## BEGIN MATERIAL FOR THIS TASK
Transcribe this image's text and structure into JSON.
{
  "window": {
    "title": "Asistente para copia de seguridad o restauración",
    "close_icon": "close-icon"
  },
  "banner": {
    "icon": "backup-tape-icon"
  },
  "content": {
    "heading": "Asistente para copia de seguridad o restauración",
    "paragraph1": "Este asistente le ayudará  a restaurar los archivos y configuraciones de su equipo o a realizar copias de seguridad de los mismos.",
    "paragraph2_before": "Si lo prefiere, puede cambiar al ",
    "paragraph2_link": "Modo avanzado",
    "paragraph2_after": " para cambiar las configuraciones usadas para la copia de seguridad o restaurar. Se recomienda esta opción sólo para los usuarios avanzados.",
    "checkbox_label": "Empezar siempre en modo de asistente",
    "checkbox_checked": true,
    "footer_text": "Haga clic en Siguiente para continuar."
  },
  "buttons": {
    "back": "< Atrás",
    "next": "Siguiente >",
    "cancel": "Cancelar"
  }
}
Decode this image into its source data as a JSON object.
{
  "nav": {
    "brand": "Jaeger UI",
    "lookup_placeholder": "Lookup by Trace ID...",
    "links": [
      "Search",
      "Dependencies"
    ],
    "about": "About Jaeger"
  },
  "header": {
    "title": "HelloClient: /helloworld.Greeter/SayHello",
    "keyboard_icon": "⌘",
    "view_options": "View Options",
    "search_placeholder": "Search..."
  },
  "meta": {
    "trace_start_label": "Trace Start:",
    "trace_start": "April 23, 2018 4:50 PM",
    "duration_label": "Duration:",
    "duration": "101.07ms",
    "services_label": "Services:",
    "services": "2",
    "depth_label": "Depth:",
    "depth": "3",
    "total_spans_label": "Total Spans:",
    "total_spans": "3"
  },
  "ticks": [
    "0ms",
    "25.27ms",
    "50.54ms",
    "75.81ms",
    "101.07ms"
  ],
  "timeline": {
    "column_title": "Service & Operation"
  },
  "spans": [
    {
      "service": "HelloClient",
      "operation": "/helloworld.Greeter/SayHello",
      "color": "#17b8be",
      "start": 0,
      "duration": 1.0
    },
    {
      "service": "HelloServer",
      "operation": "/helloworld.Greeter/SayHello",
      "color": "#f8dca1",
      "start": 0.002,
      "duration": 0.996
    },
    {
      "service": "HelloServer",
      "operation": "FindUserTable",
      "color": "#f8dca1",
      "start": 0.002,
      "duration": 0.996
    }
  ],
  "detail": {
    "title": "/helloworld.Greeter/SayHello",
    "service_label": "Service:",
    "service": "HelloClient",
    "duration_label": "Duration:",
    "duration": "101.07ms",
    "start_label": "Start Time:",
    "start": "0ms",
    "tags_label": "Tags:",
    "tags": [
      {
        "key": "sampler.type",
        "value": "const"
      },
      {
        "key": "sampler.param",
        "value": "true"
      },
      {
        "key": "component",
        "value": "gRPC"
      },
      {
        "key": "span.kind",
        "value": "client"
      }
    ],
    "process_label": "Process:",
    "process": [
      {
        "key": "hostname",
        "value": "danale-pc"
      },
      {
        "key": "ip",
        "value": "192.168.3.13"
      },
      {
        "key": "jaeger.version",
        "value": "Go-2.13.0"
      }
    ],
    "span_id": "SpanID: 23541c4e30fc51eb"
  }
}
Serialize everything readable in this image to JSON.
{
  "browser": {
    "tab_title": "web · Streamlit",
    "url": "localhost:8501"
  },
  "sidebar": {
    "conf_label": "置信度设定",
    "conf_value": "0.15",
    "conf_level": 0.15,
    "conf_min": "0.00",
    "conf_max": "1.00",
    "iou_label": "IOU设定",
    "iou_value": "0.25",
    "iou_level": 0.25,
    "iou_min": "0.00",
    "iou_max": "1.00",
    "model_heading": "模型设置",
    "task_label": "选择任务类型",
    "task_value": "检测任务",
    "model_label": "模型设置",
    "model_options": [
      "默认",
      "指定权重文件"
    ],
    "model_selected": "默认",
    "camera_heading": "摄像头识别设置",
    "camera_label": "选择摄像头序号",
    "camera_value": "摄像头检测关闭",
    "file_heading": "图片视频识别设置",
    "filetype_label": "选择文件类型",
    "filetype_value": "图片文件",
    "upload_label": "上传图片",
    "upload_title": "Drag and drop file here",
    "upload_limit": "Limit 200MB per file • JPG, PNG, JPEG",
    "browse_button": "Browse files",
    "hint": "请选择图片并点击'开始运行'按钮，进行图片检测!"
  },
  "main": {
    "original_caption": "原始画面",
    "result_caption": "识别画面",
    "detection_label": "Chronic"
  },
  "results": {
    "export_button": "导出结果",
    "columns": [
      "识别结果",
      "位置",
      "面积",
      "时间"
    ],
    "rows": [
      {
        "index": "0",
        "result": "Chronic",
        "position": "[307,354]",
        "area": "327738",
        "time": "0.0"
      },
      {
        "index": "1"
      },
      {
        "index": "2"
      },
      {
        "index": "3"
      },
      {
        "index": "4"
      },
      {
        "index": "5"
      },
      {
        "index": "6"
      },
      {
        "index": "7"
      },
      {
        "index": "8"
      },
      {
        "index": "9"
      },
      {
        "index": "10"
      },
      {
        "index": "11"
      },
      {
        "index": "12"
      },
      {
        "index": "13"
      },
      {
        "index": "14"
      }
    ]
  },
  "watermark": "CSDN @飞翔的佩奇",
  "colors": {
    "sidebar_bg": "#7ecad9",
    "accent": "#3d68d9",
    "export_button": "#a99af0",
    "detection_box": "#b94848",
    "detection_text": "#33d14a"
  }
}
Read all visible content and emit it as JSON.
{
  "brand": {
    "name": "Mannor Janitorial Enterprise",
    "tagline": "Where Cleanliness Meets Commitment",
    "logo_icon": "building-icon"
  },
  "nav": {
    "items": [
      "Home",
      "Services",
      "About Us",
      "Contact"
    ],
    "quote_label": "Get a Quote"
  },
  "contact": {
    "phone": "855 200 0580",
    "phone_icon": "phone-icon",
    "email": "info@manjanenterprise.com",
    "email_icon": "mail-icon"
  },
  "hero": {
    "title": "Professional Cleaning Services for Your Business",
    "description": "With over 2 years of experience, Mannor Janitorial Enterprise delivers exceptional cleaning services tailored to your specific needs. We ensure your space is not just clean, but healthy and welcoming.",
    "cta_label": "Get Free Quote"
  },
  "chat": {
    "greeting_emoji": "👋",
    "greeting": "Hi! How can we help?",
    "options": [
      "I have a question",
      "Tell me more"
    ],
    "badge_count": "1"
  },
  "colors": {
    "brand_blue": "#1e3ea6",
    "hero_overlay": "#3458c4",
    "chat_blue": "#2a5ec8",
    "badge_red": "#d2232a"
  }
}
## END MATERIAL FOR THIS TASK
INSTRUCTION: Nothing should be changed: write out all of the data as is.

REPLY TO THE EXERCISE:
Transcribe this image's text and structure into JSON.
{
  "window": {
    "title": "Asistente para copia de seguridad o restauración",
    "close_icon": "close-icon"
  },
  "banner": {
    "icon": "backup-tape-icon"
  },
  "content": {
    "heading": "Asistente para copia de seguridad o restauración",
    "paragraph1": "Este asistente le ayudará  a restaurar los archivos y configuraciones de su equipo o a realizar copias de seguridad de los mismos.",
    "paragraph2_before": "Si lo prefiere, puede cambiar al ",
    "paragraph2_link": "Modo avanzado",
    "paragraph2_after": " para cambiar las configuraciones usadas para la copia de seguridad o restaurar. Se recomienda esta opción sólo para los usuarios avanzados.",
    "checkbox_label": "Empezar siempre en modo de asistente",
    "checkbox_checked": true,
    "footer_text": "Haga clic en Siguiente para continuar."
  },
  "buttons": {
    "back": "< Atrás",
    "next": "Siguiente >",
    "cancel": "Cancelar"
  }
}
Decode this image into its source data as a JSON object.
{
  "nav": {
    "brand": "Jaeger UI",
    "lookup_placeholder": "Lookup by Trace ID...",
    "links": [
      "Search",
      "Dependencies"
    ],
    "about": "About Jaeger"
  },
  "header": {
    "title": "HelloClient: /helloworld.Greeter/SayHello",
    "keyboard_icon": "⌘",
    "view_options": "View Options",
    "search_placeholder": "Search..."
  },
  "meta": {
    "trace_start_label": "Trace Start:",
    "trace_start": "April 23, 2018 4:50 PM",
    "duration_label": "Duration:",
    "duration": "101.07ms",
    "services_label": "Services:",
    "services": "2",
    "depth_label": "Depth:",
    "depth": "3",
    "total_spans_label": "Total Spans:",
    "total_spans": "3"
  },
  "ticks": [
    "0ms",
    "25.27ms",
    "50.54ms",
    "75.81ms",
    "101.07ms"
  ],
  "timeline": {
    "column_title": "Service & Operation"
  },
  "spans": [
    {
      "service": "HelloClient",
      "operation": "/helloworld.Greeter/SayHello",
      "color": "#17b8be",
      "start": 0,
      "duration": 1.0
    },
    {
      "service": "HelloServer",
      "operation": "/helloworld.Greeter/SayHello",
      "color": "#f8dca1",
      "start": 0.002,
      "duration": 0.996
    },
    {
      "service": "HelloServer",
      "operation": "FindUserTable",
      "color": "#f8dca1",
      "start": 0.002,
      "duration": 0.996
    }
  ],
  "detail": {
    "title": "/helloworld.Greeter/SayHello",
    "service_label": "Service:",
    "service": "HelloClient",
    "duration_label": "Duration:",
    "duration": "101.07ms",
    "start_label": "Start Time:",
    "start": "0ms",
    "tags_label": "Tags:",
    "tags": [
      {
        "key": "sampler.type",
        "value": "const"
      },
      {
        "key": "sampler.param",
        "value": "true"
      },
      {
        "key": "component",
        "value": "gRPC"
      },
      {
        "key": "span.kind",
        "value": "client"
      }
    ],
    "process_label": "Process:",
    "process": [
      {
        "key": "hostname",
        "value": "danale-pc"
      },
      {
        "key": "ip",
        "value": "192.168.3.13"
      },
      {
        "key": "jaeger.version",
        "value": "Go-2.13.0"
      }
    ],
    "span_id": "SpanID: 23541c4e30fc51eb"
  }
}
Serialize everything readable in this image to JSON.
{
  "browser": {
    "tab_title": "web · Streamlit",
    "url": "localhost:8501"
  },
  "sidebar": {
    "conf_label": "置信度设定",
    "conf_value": "0.15",
    "conf_level": 0.15,
    "conf_min": "0.00",
    "conf_max": "1.00",
    "iou_label": "IOU设定",
    "iou_value": "0.25",
    "iou_level": 0.25,
    "iou_min": "0.00",
    "iou_max": "1.00",
    "model_heading": "模型设置",
    "task_label": "选择任务类型",
    "task_value": "检测任务",
    "model_label": "模型设置",
    "model_options": [
      "默认",
      "指定权重文件"
    ],
    "model_selected": "默认",
    "camera_heading": "摄像头识别设置",
    "camera_label": "选择摄像头序号",
    "camera_value": "摄像头检测关闭",
    "file_heading": "图片视频识别设置",
    "filetype_label": "选择文件类型",
    "filetype_value": "图片文件",
    "upload_label": "上传图片",
    "upload_title": "Drag and drop file here",
    "upload_limit": "Limit 200MB per file • JPG, PNG, JPEG",
    "browse_button": "Browse files",
    "hint": "请选择图片并点击'开始运行'按钮，进行图片检测!"
  },
  "main": {
    "original_caption": "原始画面",
    "result_caption": "识别画面",
    "detection_label": "Chronic"
  },
  "results": {
    "export_button": "导出结果",
    "columns": [
      "识别结果",
      "位置",
      "面积",
      "时间"
    ],
    "rows": [
      {
        "index": "0",
        "result": "Chronic",
        "position": "[307,354]",
        "area": "327738",
        "time": "0.0"
      },
      {
        "index": "1"
      },
      {
        "index": "2"
      },
      {
        "index": "3"
      },
      {
        "index": "4"
      },
      {
        "index": "5"
      },
      {
        "index": "6"
      },
      {
        "index": "7"
      },
      {
        "index": "8"
      },
      {
        "index": "9"
      },
      {
        "index": "10"
      },
      {
        "index": "11"
      },
      {
        "index": "12"
      },
      {
        "index": "13"
      },
      {
        "index": "14"
      }
    ]
  },
  "watermark": "CSDN @飞翔的佩奇",
  "colors": {
    "sidebar_bg": "#7ecad9",
    "accent": "#3d68d9",
    "export_button": "#a99af0",
    "detection_box": "#b94848",
    "detection_text": "#33d14a"
  }
}
Read all visible content and emit it as JSON.
{
  "brand": {
    "name": "Mannor Janitorial Enterprise",
    "tagline": "Where Cleanliness Meets Commitment",
    "logo_icon": "building-icon"
  },
  "nav": {
    "items": [
      "Home",
      "Services",
      "About Us",
      "Contact"
    ],
    "quote_label": "Get a Quote"
  },
  "contact": {
    "phone": "855 200 0580",
    "phone_icon": "phone-icon",
    "email": "info@manjanenterprise.com",
    "email_icon": "mail-icon"
  },
  "hero": {
    "title": "Professional Cleaning Services for Your Business",
    "description": "With over 2 years of experience, Mannor Janitorial Enterprise delivers exceptional cleaning services tailored to your specific needs. We ensure your space is not just clean, but healthy and welcoming.",
    "cta_label": "Get Free Quote"
  },
  "chat": {
    "greeting_emoji": "👋",
    "greeting": "Hi! How can we help?",
    "options": [
      "I have a question",
      "Tell me more"
    ],
    "badge_count": "1"
  },
  "colors": {
    "brand_blue": "#1e3ea6",
    "hero_overlay": "#3458c4",
    "chat_blue": "#2a5ec8",
    "badge_red": "#d2232a"
  }
}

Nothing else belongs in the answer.